## begin Excerpted records

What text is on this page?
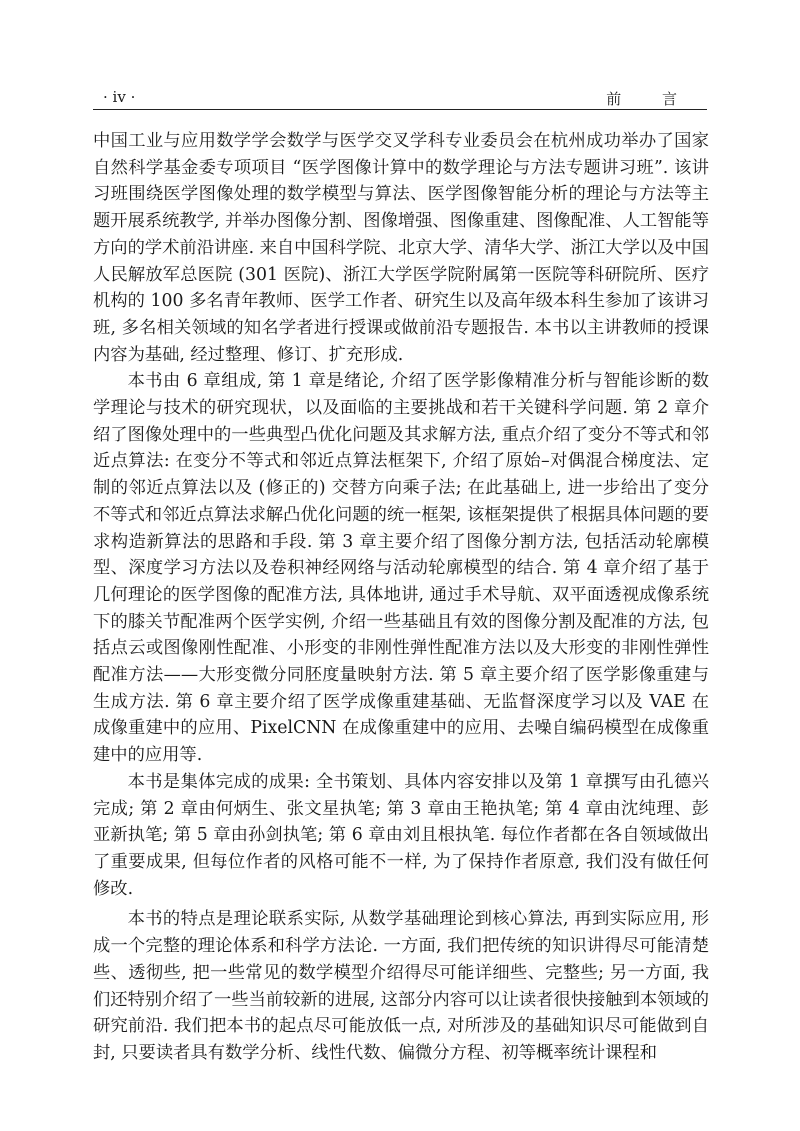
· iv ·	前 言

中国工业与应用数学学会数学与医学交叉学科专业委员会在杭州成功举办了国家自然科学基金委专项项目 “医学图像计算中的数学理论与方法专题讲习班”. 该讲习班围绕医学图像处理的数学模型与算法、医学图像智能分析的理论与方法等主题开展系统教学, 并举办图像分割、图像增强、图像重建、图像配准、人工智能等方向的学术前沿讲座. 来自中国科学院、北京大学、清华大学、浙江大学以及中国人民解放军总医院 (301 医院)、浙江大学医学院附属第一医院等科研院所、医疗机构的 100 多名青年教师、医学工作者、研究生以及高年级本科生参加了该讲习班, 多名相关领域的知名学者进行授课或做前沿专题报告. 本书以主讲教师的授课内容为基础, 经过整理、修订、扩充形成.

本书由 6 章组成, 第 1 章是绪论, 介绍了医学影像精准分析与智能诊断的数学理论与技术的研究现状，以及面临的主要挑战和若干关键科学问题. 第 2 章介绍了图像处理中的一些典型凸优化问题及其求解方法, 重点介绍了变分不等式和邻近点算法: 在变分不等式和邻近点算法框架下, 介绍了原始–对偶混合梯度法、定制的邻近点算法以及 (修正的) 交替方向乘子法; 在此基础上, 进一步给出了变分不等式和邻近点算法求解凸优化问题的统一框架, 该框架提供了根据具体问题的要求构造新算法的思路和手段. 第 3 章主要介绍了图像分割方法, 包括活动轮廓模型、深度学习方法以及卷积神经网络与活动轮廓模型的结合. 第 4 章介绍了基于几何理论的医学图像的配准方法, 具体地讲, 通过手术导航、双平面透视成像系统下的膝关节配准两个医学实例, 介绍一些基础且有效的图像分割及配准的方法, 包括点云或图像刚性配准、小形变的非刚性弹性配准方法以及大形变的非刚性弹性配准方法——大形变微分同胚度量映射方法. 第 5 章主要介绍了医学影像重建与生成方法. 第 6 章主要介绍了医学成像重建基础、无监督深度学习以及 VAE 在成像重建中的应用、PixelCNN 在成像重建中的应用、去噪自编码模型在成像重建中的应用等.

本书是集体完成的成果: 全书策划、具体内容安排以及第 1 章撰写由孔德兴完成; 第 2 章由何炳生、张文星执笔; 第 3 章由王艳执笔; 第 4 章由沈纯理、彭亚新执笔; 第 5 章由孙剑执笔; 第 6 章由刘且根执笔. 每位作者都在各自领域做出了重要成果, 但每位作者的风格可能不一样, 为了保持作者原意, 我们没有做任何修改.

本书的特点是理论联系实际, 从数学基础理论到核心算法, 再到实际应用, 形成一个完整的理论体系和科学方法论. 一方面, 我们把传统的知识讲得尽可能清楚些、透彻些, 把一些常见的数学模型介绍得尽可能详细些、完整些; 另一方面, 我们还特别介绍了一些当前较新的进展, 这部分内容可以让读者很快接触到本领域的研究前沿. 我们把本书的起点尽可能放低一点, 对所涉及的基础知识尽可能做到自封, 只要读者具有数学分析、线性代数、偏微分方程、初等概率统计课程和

## end Excerpted records

**What to produce**
Give every line above again exactly, with no pictures.

**Exercise response**
What text is on this page?
· iv ·	前 言

中国工业与应用数学学会数学与医学交叉学科专业委员会在杭州成功举办了国家自然科学基金委专项项目 “医学图像计算中的数学理论与方法专题讲习班”. 该讲习班围绕医学图像处理的数学模型与算法、医学图像智能分析的理论与方法等主题开展系统教学, 并举办图像分割、图像增强、图像重建、图像配准、人工智能等方向的学术前沿讲座. 来自中国科学院、北京大学、清华大学、浙江大学以及中国人民解放军总医院 (301 医院)、浙江大学医学院附属第一医院等科研院所、医疗机构的 100 多名青年教师、医学工作者、研究生以及高年级本科生参加了该讲习班, 多名相关领域的知名学者进行授课或做前沿专题报告. 本书以主讲教师的授课内容为基础, 经过整理、修订、扩充形成.

本书由 6 章组成, 第 1 章是绪论, 介绍了医学影像精准分析与智能诊断的数学理论与技术的研究现状，以及面临的主要挑战和若干关键科学问题. 第 2 章介绍了图像处理中的一些典型凸优化问题及其求解方法, 重点介绍了变分不等式和邻近点算法: 在变分不等式和邻近点算法框架下, 介绍了原始–对偶混合梯度法、定制的邻近点算法以及 (修正的) 交替方向乘子法; 在此基础上, 进一步给出了变分不等式和邻近点算法求解凸优化问题的统一框架, 该框架提供了根据具体问题的要求构造新算法的思路和手段. 第 3 章主要介绍了图像分割方法, 包括活动轮廓模型、深度学习方法以及卷积神经网络与活动轮廓模型的结合. 第 4 章介绍了基于几何理论的医学图像的配准方法, 具体地讲, 通过手术导航、双平面透视成像系统下的膝关节配准两个医学实例, 介绍一些基础且有效的图像分割及配准的方法, 包括点云或图像刚性配准、小形变的非刚性弹性配准方法以及大形变的非刚性弹性配准方法——大形变微分同胚度量映射方法. 第 5 章主要介绍了医学影像重建与生成方法. 第 6 章主要介绍了医学成像重建基础、无监督深度学习以及 VAE 在成像重建中的应用、PixelCNN 在成像重建中的应用、去噪自编码模型在成像重建中的应用等.

本书是集体完成的成果: 全书策划、具体内容安排以及第 1 章撰写由孔德兴完成; 第 2 章由何炳生、张文星执笔; 第 3 章由王艳执笔; 第 4 章由沈纯理、彭亚新执笔; 第 5 章由孙剑执笔; 第 6 章由刘且根执笔. 每位作者都在各自领域做出了重要成果, 但每位作者的风格可能不一样, 为了保持作者原意, 我们没有做任何修改.

本书的特点是理论联系实际, 从数学基础理论到核心算法, 再到实际应用, 形成一个完整的理论体系和科学方法论. 一方面, 我们把传统的知识讲得尽可能清楚些、透彻些, 把一些常见的数学模型介绍得尽可能详细些、完整些; 另一方面, 我们还特别介绍了一些当前较新的进展, 这部分内容可以让读者很快接触到本领域的研究前沿. 我们把本书的起点尽可能放低一点, 对所涉及的基础知识尽可能做到自封, 只要读者具有数学分析、线性代数、偏微分方程、初等概率统计课程和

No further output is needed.